Short problem:
The records below must be written out exactly, with every picture left behind.

Some records:
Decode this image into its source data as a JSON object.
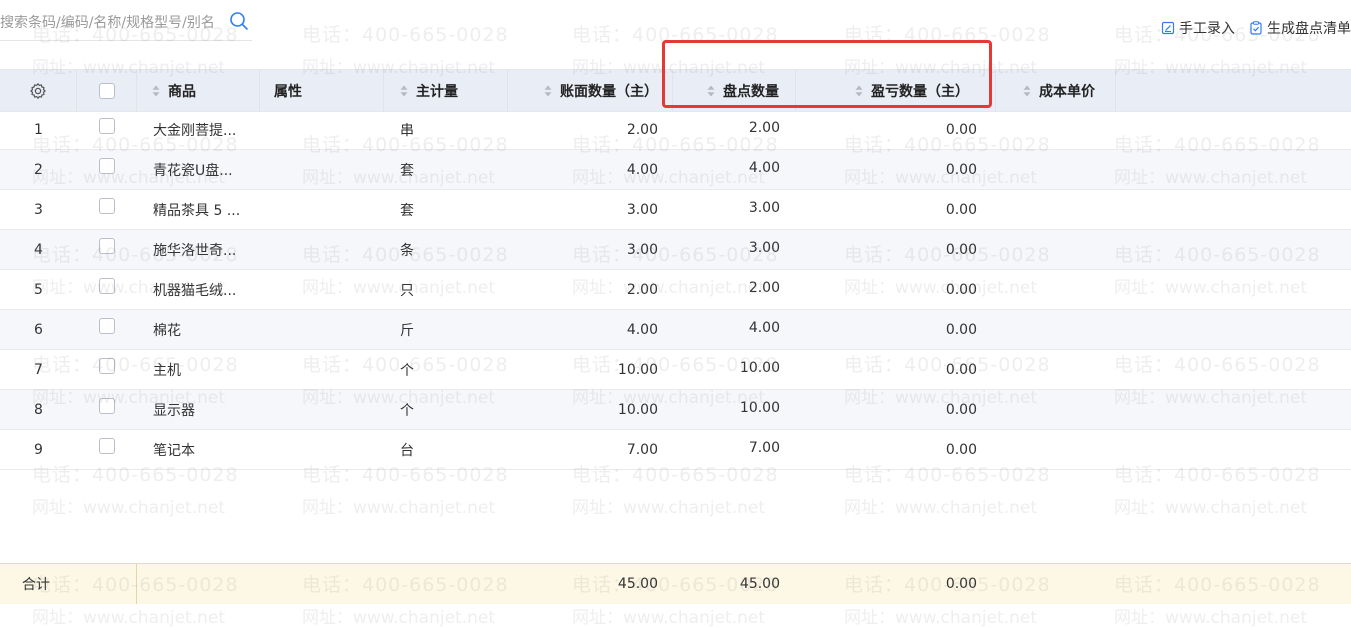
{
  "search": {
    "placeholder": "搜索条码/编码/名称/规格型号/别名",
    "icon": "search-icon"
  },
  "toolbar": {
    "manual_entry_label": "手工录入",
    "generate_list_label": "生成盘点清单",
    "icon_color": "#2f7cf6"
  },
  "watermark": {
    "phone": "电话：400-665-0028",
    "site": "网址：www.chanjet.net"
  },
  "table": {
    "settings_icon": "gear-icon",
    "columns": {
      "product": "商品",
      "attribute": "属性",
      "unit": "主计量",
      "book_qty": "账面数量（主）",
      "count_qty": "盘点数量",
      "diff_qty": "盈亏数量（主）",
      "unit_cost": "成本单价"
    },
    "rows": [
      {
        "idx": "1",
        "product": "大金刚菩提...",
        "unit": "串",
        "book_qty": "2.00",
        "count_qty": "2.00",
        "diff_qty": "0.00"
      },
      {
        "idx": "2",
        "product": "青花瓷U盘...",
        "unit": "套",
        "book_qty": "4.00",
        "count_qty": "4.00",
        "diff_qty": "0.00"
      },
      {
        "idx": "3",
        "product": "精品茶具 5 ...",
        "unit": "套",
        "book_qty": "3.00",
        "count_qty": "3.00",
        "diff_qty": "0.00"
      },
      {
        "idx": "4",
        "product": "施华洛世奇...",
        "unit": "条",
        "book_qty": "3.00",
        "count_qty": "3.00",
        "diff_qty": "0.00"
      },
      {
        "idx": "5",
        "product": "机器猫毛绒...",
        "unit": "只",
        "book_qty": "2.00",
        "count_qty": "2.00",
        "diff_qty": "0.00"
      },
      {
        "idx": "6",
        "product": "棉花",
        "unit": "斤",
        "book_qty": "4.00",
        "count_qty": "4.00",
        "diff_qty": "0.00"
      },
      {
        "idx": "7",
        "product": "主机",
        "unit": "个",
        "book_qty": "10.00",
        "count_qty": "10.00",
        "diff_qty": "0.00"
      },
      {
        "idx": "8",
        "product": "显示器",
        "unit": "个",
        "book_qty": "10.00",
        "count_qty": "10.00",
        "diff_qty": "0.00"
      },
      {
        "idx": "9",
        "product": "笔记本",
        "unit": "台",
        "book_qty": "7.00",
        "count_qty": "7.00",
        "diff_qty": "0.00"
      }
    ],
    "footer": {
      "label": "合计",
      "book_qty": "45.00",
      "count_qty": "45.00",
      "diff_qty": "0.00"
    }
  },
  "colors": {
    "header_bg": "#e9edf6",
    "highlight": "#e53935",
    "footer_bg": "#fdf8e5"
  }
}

Final answer:
Decode this image into its source data as a JSON object.
{
  "search": {
    "placeholder": "搜索条码/编码/名称/规格型号/别名",
    "icon": "search-icon"
  },
  "toolbar": {
    "manual_entry_label": "手工录入",
    "generate_list_label": "生成盘点清单",
    "icon_color": "#2f7cf6"
  },
  "watermark": {
    "phone": "电话：400-665-0028",
    "site": "网址：www.chanjet.net"
  },
  "table": {
    "settings_icon": "gear-icon",
    "columns": {
      "product": "商品",
      "attribute": "属性",
      "unit": "主计量",
      "book_qty": "账面数量（主）",
      "count_qty": "盘点数量",
      "diff_qty": "盈亏数量（主）",
      "unit_cost": "成本单价"
    },
    "rows": [
      {
        "idx": "1",
        "product": "大金刚菩提...",
        "unit": "串",
        "book_qty": "2.00",
        "count_qty": "2.00",
        "diff_qty": "0.00"
      },
      {
        "idx": "2",
        "product": "青花瓷U盘...",
        "unit": "套",
        "book_qty": "4.00",
        "count_qty": "4.00",
        "diff_qty": "0.00"
      },
      {
        "idx": "3",
        "product": "精品茶具 5 ...",
        "unit": "套",
        "book_qty": "3.00",
        "count_qty": "3.00",
        "diff_qty": "0.00"
      },
      {
        "idx": "4",
        "product": "施华洛世奇...",
        "unit": "条",
        "book_qty": "3.00",
        "count_qty": "3.00",
        "diff_qty": "0.00"
      },
      {
        "idx": "5",
        "product": "机器猫毛绒...",
        "unit": "只",
        "book_qty": "2.00",
        "count_qty": "2.00",
        "diff_qty": "0.00"
      },
      {
        "idx": "6",
        "product": "棉花",
        "unit": "斤",
        "book_qty": "4.00",
        "count_qty": "4.00",
        "diff_qty": "0.00"
      },
      {
        "idx": "7",
        "product": "主机",
        "unit": "个",
        "book_qty": "10.00",
        "count_qty": "10.00",
        "diff_qty": "0.00"
      },
      {
        "idx": "8",
        "product": "显示器",
        "unit": "个",
        "book_qty": "10.00",
        "count_qty": "10.00",
        "diff_qty": "0.00"
      },
      {
        "idx": "9",
        "product": "笔记本",
        "unit": "台",
        "book_qty": "7.00",
        "count_qty": "7.00",
        "diff_qty": "0.00"
      }
    ],
    "footer": {
      "label": "合计",
      "book_qty": "45.00",
      "count_qty": "45.00",
      "diff_qty": "0.00"
    }
  },
  "colors": {
    "header_bg": "#e9edf6",
    "highlight": "#e53935",
    "footer_bg": "#fdf8e5"
  }
}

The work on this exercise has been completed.